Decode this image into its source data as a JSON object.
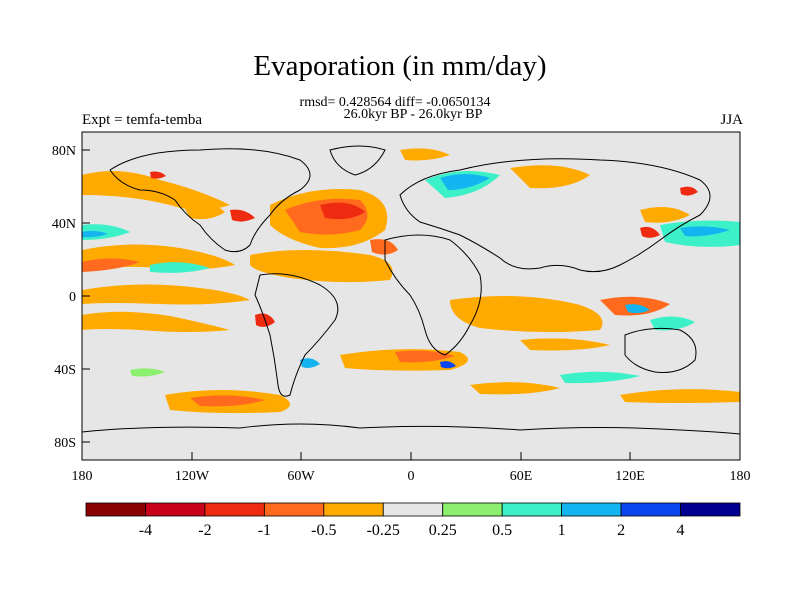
{
  "title": "Evaporation (in mm/day)",
  "stats": "rmsd= 0.428564  diff= -0.0650134",
  "period": "26.0kyr BP - 26.0kyr BP",
  "experiment": "Expt = temfa-temba",
  "season": "JJA",
  "lat_ticks": [
    "80N",
    "40N",
    "0",
    "40S",
    "80S"
  ],
  "lon_ticks": [
    "180",
    "120W",
    "60W",
    "0",
    "60E",
    "120E",
    "180"
  ],
  "colorbar": {
    "colors": [
      "#8b0000",
      "#c8001a",
      "#ee2a10",
      "#ff6a1e",
      "#ffaa00",
      "#e6e6e6",
      "#8cf06e",
      "#3cf0c8",
      "#14b4f0",
      "#0a46f0",
      "#000090"
    ],
    "labels": [
      "-4",
      "-2",
      "-1",
      "-0.5",
      "-0.25",
      "0.25",
      "0.5",
      "1",
      "2",
      "4"
    ]
  },
  "colors": {
    "background_field": "#e6e6e6",
    "coastline": "#000000"
  }
}
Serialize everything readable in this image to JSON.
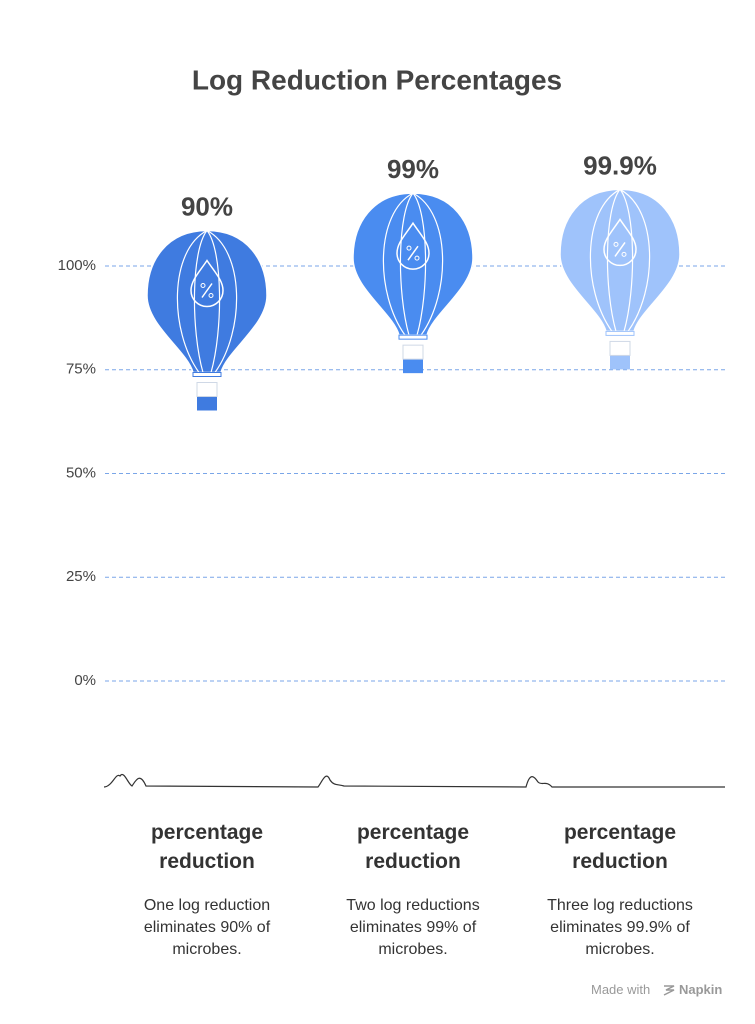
{
  "chart_data": {
    "type": "balloon",
    "title": "Log Reduction Percentages",
    "categories": [
      "percentage reduction",
      "percentage reduction",
      "percentage reduction"
    ],
    "descriptions": [
      "One log reduction eliminates 90% of microbes.",
      "Two log reductions eliminates 99% of microbes.",
      "Three log reductions eliminates 99.9% of microbes."
    ],
    "values": [
      90,
      99,
      99.9
    ],
    "value_labels": [
      "90%",
      "99%",
      "99.9%"
    ],
    "colors": [
      "#3f7be0",
      "#4a8cf0",
      "#9fc3fb"
    ],
    "ylim": [
      0,
      100
    ],
    "yticks": [
      {
        "value": 0,
        "label": "0%"
      },
      {
        "value": 25,
        "label": "25%"
      },
      {
        "value": 50,
        "label": "50%"
      },
      {
        "value": 75,
        "label": "75%"
      },
      {
        "value": 100,
        "label": "100%"
      }
    ],
    "grid": true
  },
  "footer": {
    "made_with": "Made with",
    "brand": "Napkin"
  }
}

**THE REQUEST:** Scan the lines above for "reductions", then copy every one that has it.

**REPLY:**
      "Two log reductions eliminates 99% of microbes.",
      "Three log reductions eliminates 99.9% of microbes."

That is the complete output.